==== RECORD EXTRACTS ====
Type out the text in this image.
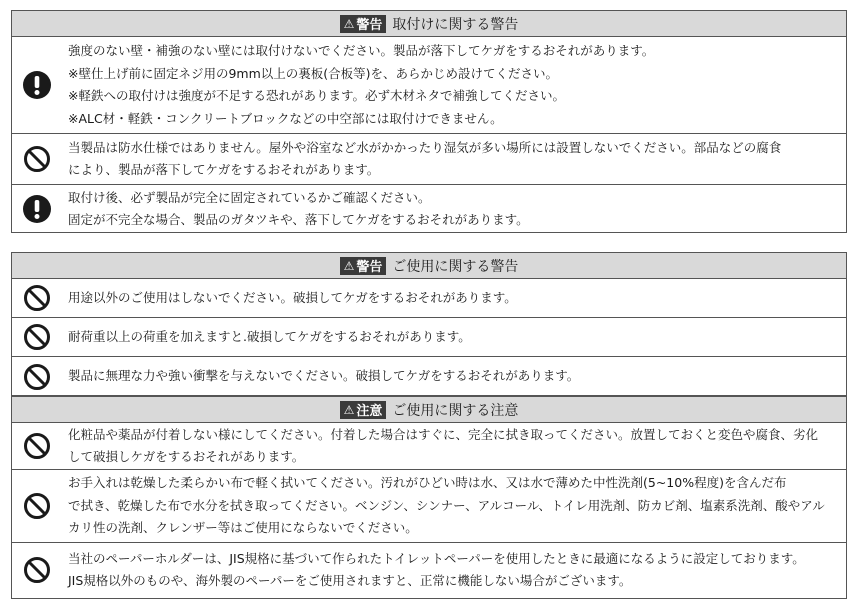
⚠ 警告 取付けに関する警告
強度のない壁・補強のない壁には取付けないでください。製品が落下してケガをするおそれがあります。
※壁仕上げ前に固定ネジ用の9mm以上の裏板(合板等)を、あらかじめ設けてください。
※軽鉄への取付けは強度が不足する恐れがあります。必ず木材ネタで補強してください。
※ALC材・軽鉄・コンクリートブロックなどの中空部には取付けできません。
当製品は防水仕様ではありません。屋外や浴室など水がかかったり湿気が多い場所には設置しないでください。部品などの腐食
により、製品が落下してケガをするおそれがあります。
取付け後、必ず製品が完全に固定されているかご確認ください。
固定が不完全な場合、製品のガタツキや、落下してケガをするおそれがあります。
⚠ 警告 ご使用に関する警告
用途以外のご使用はしないでください。破損してケガをするおそれがあります。
耐荷重以上の荷重を加えますと.破損してケガをするおそれがあります。
製品に無理な力や強い衝撃を与えないでください。破損してケガをするおそれがあります。
⚠ 注意 ご使用に関する注意
化粧品や薬品が付着しない様にしてください。付着した場合はすぐに、完全に拭き取ってください。放置しておくと変色や腐食、劣化
して破損しケガをするおそれがあります。
お手入れは乾燥した柔らかい布で軽く拭いてください。汚れがひどい時は水、又は水で薄めた中性洗剤(5~10%程度)を含んだ布
で拭き、乾燥した布で水分を拭き取ってください。ベンジン、シンナー、アルコール、トイレ用洗剤、防カビ剤、塩素系洗剤、酸やアル
カリ性の洗剤、クレンザー等はご使用にならないでください。
当社のペーパーホルダーは、JIS規格に基づいて作られたトイレットペーパーを使用したときに最適になるように設定しております。
JIS規格以外のものや、海外製のペーパーをご使用されますと、正常に機能しない場合がございます。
====
WHAT YOU WILL DO — Each record above should be copied character for character, with pictures dropped.

TASK OUTPUT —
Type out the text in this image.
⚠ 警告 取付けに関する警告
強度のない壁・補強のない壁には取付けないでください。製品が落下してケガをするおそれがあります。
※壁仕上げ前に固定ネジ用の9mm以上の裏板(合板等)を、あらかじめ設けてください。
※軽鉄への取付けは強度が不足する恐れがあります。必ず木材ネタで補強してください。
※ALC材・軽鉄・コンクリートブロックなどの中空部には取付けできません。
当製品は防水仕様ではありません。屋外や浴室など水がかかったり湿気が多い場所には設置しないでください。部品などの腐食
により、製品が落下してケガをするおそれがあります。
取付け後、必ず製品が完全に固定されているかご確認ください。
固定が不完全な場合、製品のガタツキや、落下してケガをするおそれがあります。
⚠ 警告 ご使用に関する警告
用途以外のご使用はしないでください。破損してケガをするおそれがあります。
耐荷重以上の荷重を加えますと.破損してケガをするおそれがあります。
製品に無理な力や強い衝撃を与えないでください。破損してケガをするおそれがあります。
⚠ 注意 ご使用に関する注意
化粧品や薬品が付着しない様にしてください。付着した場合はすぐに、完全に拭き取ってください。放置しておくと変色や腐食、劣化
して破損しケガをするおそれがあります。
お手入れは乾燥した柔らかい布で軽く拭いてください。汚れがひどい時は水、又は水で薄めた中性洗剤(5~10%程度)を含んだ布
で拭き、乾燥した布で水分を拭き取ってください。ベンジン、シンナー、アルコール、トイレ用洗剤、防カビ剤、塩素系洗剤、酸やアル
カリ性の洗剤、クレンザー等はご使用にならないでください。
当社のペーパーホルダーは、JIS規格に基づいて作られたトイレットペーパーを使用したときに最適になるように設定しております。
JIS規格以外のものや、海外製のペーパーをご使用されますと、正常に機能しない場合がございます。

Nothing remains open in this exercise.